— Work required —
Show each line below that contains the string "icons", counting only matches with the same case.

— Extracted material —
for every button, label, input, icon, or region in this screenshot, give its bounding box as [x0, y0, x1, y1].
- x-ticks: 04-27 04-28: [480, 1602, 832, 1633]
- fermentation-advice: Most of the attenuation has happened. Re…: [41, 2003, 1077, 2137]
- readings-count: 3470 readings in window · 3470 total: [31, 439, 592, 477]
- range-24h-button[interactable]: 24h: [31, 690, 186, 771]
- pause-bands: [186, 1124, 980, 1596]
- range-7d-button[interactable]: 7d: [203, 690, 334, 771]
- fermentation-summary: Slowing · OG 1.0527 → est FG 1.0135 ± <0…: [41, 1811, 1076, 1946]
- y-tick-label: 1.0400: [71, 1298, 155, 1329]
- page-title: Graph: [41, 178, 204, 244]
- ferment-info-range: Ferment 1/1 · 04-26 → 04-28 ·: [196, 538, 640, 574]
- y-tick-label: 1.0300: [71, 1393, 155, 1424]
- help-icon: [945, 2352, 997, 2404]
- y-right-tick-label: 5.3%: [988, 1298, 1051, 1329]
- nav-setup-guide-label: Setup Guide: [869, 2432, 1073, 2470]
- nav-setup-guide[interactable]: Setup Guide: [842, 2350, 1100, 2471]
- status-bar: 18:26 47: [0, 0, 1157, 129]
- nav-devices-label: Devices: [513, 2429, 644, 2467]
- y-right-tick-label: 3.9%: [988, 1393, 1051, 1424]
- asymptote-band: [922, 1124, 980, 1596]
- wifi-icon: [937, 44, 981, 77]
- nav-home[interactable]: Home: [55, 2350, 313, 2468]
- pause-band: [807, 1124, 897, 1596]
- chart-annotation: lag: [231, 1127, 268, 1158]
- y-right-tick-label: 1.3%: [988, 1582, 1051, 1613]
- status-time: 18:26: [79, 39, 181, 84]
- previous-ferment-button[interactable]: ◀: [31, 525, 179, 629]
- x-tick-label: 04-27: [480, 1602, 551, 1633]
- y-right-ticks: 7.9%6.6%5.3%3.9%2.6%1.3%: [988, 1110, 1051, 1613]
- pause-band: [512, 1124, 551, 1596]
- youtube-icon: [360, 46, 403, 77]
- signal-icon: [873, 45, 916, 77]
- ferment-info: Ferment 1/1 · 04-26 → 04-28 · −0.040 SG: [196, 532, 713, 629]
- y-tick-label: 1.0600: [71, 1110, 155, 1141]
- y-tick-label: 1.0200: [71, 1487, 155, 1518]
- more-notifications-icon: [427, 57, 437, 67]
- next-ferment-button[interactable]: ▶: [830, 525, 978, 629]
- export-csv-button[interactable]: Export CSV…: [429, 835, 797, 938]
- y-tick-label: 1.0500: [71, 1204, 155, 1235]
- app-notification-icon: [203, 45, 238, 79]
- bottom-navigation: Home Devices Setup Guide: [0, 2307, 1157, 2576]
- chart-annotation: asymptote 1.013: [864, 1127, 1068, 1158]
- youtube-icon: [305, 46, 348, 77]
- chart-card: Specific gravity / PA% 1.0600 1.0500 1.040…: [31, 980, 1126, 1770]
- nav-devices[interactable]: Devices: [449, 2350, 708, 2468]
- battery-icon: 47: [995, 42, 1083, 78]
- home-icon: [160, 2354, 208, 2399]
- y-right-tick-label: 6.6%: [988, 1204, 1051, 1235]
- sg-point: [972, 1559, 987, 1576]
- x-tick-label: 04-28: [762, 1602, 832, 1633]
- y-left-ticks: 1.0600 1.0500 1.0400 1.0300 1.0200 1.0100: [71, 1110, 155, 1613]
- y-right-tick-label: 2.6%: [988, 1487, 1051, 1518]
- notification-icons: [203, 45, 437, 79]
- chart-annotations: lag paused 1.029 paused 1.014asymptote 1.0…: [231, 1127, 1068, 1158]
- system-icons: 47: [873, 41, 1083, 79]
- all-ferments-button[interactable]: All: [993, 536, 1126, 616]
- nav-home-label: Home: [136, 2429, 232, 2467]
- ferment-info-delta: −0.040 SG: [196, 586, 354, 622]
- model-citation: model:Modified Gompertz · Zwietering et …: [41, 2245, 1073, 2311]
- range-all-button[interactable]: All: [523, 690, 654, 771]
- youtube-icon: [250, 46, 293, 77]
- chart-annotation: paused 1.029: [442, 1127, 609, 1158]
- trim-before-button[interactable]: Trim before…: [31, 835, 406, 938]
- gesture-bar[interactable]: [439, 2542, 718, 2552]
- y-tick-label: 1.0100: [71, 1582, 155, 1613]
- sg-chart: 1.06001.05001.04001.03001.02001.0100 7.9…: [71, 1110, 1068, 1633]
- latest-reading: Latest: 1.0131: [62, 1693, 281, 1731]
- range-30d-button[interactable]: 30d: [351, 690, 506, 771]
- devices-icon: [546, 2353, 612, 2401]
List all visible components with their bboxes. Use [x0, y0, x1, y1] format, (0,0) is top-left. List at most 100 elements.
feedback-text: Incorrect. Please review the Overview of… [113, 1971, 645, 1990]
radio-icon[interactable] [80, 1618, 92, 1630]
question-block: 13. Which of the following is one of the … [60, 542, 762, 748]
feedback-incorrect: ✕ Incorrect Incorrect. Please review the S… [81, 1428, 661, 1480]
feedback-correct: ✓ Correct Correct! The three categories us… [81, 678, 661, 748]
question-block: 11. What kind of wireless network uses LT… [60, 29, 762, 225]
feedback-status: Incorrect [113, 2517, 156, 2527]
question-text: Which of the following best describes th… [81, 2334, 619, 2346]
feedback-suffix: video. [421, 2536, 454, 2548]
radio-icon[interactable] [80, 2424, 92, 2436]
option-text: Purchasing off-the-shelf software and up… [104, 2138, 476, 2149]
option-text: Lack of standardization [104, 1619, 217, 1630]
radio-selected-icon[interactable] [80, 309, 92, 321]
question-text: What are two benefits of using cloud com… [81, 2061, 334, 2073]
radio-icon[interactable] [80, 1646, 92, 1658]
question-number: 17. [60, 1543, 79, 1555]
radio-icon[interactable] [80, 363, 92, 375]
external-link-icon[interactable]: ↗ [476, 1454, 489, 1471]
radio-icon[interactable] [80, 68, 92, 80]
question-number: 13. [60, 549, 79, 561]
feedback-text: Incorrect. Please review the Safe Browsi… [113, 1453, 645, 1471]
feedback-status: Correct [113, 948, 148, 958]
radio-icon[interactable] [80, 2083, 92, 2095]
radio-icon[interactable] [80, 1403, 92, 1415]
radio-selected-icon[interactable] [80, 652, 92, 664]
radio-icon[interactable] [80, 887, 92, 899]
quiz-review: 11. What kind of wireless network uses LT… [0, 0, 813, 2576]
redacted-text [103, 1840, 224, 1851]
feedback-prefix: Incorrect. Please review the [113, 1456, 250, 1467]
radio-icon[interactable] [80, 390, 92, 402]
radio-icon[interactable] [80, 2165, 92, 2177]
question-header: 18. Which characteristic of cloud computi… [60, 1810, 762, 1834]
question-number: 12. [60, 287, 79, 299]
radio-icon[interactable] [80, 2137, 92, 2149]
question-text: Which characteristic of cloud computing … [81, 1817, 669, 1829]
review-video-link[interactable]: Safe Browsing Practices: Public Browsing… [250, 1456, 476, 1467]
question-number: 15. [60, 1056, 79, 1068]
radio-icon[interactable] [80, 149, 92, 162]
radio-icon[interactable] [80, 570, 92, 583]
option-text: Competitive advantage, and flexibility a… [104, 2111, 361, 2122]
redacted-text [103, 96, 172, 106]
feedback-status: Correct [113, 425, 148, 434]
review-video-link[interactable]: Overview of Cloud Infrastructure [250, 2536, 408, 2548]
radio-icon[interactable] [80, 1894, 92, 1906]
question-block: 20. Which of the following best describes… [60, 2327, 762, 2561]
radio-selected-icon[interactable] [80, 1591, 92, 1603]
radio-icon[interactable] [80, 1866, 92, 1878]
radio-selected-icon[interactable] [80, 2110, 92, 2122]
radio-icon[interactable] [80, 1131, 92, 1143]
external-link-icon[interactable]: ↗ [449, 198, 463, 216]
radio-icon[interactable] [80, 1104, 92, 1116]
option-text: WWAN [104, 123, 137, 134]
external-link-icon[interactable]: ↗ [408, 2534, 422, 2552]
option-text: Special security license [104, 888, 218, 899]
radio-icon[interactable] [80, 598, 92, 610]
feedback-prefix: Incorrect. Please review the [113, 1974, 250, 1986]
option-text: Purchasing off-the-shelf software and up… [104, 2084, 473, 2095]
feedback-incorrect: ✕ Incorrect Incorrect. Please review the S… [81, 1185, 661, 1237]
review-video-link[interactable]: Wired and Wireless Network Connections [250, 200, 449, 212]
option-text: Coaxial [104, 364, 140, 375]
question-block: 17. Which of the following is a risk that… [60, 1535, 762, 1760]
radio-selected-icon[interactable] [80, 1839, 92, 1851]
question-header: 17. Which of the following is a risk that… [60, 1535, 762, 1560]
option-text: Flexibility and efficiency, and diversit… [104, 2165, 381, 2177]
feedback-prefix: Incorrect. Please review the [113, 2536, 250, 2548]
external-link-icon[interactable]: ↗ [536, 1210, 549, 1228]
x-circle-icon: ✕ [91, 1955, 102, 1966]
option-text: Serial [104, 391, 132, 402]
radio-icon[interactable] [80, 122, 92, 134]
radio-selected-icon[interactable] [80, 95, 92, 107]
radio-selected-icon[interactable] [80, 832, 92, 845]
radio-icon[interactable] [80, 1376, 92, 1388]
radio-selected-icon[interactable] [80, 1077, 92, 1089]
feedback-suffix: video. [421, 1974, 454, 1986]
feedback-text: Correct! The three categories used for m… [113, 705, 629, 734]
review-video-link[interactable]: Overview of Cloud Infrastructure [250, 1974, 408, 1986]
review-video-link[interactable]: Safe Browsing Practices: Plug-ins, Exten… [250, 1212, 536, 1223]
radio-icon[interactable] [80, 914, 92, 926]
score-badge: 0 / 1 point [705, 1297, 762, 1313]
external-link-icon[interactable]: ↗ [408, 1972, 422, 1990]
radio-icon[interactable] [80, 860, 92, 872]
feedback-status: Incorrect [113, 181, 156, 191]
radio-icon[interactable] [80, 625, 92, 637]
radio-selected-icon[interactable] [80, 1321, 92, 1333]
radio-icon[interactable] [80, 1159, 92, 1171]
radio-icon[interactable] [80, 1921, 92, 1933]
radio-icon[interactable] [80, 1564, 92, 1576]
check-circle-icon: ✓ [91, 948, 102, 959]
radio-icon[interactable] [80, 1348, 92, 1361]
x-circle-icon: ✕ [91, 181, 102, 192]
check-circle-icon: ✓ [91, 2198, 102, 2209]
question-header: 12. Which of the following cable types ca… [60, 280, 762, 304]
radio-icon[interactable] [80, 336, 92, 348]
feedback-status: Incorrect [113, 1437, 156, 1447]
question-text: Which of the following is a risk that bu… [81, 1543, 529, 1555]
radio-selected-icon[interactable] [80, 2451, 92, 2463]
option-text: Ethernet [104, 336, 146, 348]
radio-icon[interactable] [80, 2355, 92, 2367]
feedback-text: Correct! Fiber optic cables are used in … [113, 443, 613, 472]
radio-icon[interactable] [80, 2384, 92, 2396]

— Output —
- notification-icons: [203, 45, 437, 79]
- system-icons: 47: [873, 41, 1083, 79]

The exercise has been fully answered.